Data tied to figure images

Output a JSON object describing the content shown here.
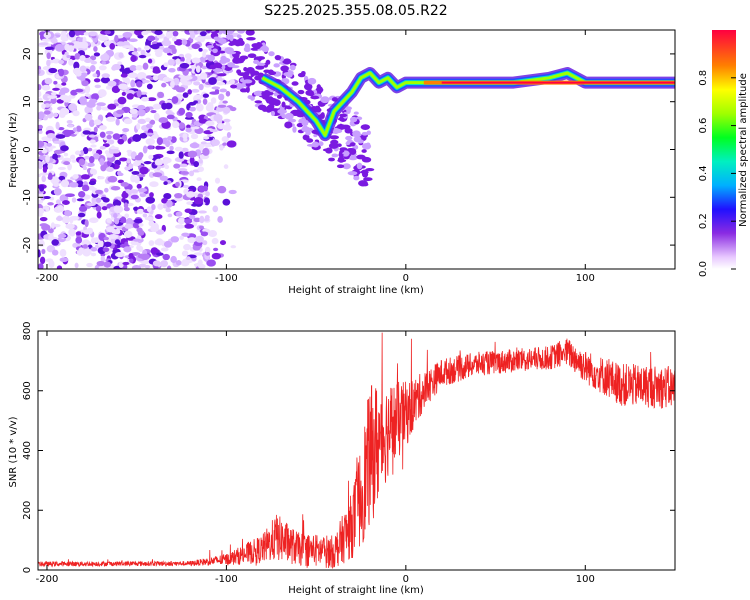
{
  "title": "S225.2025.355.08.05.R22",
  "chart_data": [
    {
      "type": "heatmap",
      "xlabel": "Height of straight line (km)",
      "ylabel": "Frequency (Hz)",
      "xlim": [
        -205,
        150
      ],
      "ylim": [
        -25,
        25
      ],
      "xticks": [
        -200,
        -100,
        0,
        100
      ],
      "xtick_labels": [
        "-200",
        "-100",
        "0",
        "100"
      ],
      "yticks": [
        -20,
        -10,
        0,
        10,
        20
      ],
      "ytick_labels": [
        "-20",
        "-10",
        "0",
        "10",
        "20"
      ],
      "colorbar": {
        "label": "Normalized spectral amplitude",
        "range": [
          0,
          1
        ],
        "ticks": [
          0,
          0.2,
          0.4,
          0.6,
          0.8
        ],
        "tick_labels": [
          "0.0",
          "0.2",
          "0.4",
          "0.6",
          "0.8"
        ]
      },
      "ridge": {
        "description": "carrier tone trace",
        "x": [
          -80,
          -70,
          -60,
          -50,
          -45,
          -40,
          -35,
          -30,
          -25,
          -20,
          -15,
          -10,
          -5,
          0,
          10,
          20,
          40,
          60,
          80,
          90,
          100,
          120,
          150
        ],
        "y": [
          15,
          13,
          10,
          6,
          3,
          8,
          10,
          12,
          15,
          16,
          14,
          15,
          13,
          14,
          14,
          14,
          14,
          14,
          15,
          16,
          14,
          14,
          14
        ]
      }
    },
    {
      "type": "line",
      "xlabel": "Height of straight line (km)",
      "ylabel": "SNR (10 * v/v)",
      "xlim": [
        -205,
        150
      ],
      "ylim": [
        0,
        800
      ],
      "xticks": [
        -200,
        -100,
        0,
        100
      ],
      "xtick_labels": [
        "-200",
        "-100",
        "0",
        "100"
      ],
      "yticks": [
        0,
        200,
        400,
        600,
        800
      ],
      "ytick_labels": [
        "0",
        "200",
        "400",
        "600",
        "800"
      ],
      "series": [
        {
          "name": "SNR",
          "color": "#ee2222",
          "envelope_x": [
            -205,
            -120,
            -100,
            -80,
            -72,
            -60,
            -40,
            -30,
            -25,
            -20,
            -15,
            -10,
            0,
            10,
            20,
            40,
            60,
            80,
            90,
            100,
            120,
            150
          ],
          "envelope_y": [
            20,
            22,
            35,
            70,
            110,
            70,
            60,
            150,
            250,
            380,
            430,
            470,
            520,
            600,
            660,
            690,
            700,
            710,
            730,
            680,
            620,
            610
          ],
          "spread": [
            10,
            10,
            25,
            60,
            100,
            70,
            70,
            140,
            220,
            300,
            260,
            200,
            140,
            80,
            60,
            50,
            50,
            50,
            60,
            70,
            90,
            90
          ]
        }
      ]
    }
  ]
}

» EXERCISE BRIEF
Write the records out once more, exactly as they appear, with no pictures.

» WRITTEN ANSWER
Output a JSON object describing the content shown here.
{
  "title": "S225.2025.355.08.05.R22",
  "chart_data": [
    {
      "type": "heatmap",
      "xlabel": "Height of straight line (km)",
      "ylabel": "Frequency (Hz)",
      "xlim": [
        -205,
        150
      ],
      "ylim": [
        -25,
        25
      ],
      "xticks": [
        -200,
        -100,
        0,
        100
      ],
      "xtick_labels": [
        "-200",
        "-100",
        "0",
        "100"
      ],
      "yticks": [
        -20,
        -10,
        0,
        10,
        20
      ],
      "ytick_labels": [
        "-20",
        "-10",
        "0",
        "10",
        "20"
      ],
      "colorbar": {
        "label": "Normalized spectral amplitude",
        "range": [
          0,
          1
        ],
        "ticks": [
          0,
          0.2,
          0.4,
          0.6,
          0.8
        ],
        "tick_labels": [
          "0.0",
          "0.2",
          "0.4",
          "0.6",
          "0.8"
        ]
      },
      "ridge": {
        "description": "carrier tone trace",
        "x": [
          -80,
          -70,
          -60,
          -50,
          -45,
          -40,
          -35,
          -30,
          -25,
          -20,
          -15,
          -10,
          -5,
          0,
          10,
          20,
          40,
          60,
          80,
          90,
          100,
          120,
          150
        ],
        "y": [
          15,
          13,
          10,
          6,
          3,
          8,
          10,
          12,
          15,
          16,
          14,
          15,
          13,
          14,
          14,
          14,
          14,
          14,
          15,
          16,
          14,
          14,
          14
        ]
      }
    },
    {
      "type": "line",
      "xlabel": "Height of straight line (km)",
      "ylabel": "SNR (10 * v/v)",
      "xlim": [
        -205,
        150
      ],
      "ylim": [
        0,
        800
      ],
      "xticks": [
        -200,
        -100,
        0,
        100
      ],
      "xtick_labels": [
        "-200",
        "-100",
        "0",
        "100"
      ],
      "yticks": [
        0,
        200,
        400,
        600,
        800
      ],
      "ytick_labels": [
        "0",
        "200",
        "400",
        "600",
        "800"
      ],
      "series": [
        {
          "name": "SNR",
          "color": "#ee2222",
          "envelope_x": [
            -205,
            -120,
            -100,
            -80,
            -72,
            -60,
            -40,
            -30,
            -25,
            -20,
            -15,
            -10,
            0,
            10,
            20,
            40,
            60,
            80,
            90,
            100,
            120,
            150
          ],
          "envelope_y": [
            20,
            22,
            35,
            70,
            110,
            70,
            60,
            150,
            250,
            380,
            430,
            470,
            520,
            600,
            660,
            690,
            700,
            710,
            730,
            680,
            620,
            610
          ],
          "spread": [
            10,
            10,
            25,
            60,
            100,
            70,
            70,
            140,
            220,
            300,
            260,
            200,
            140,
            80,
            60,
            50,
            50,
            50,
            60,
            70,
            90,
            90
          ]
        }
      ]
    }
  ]
}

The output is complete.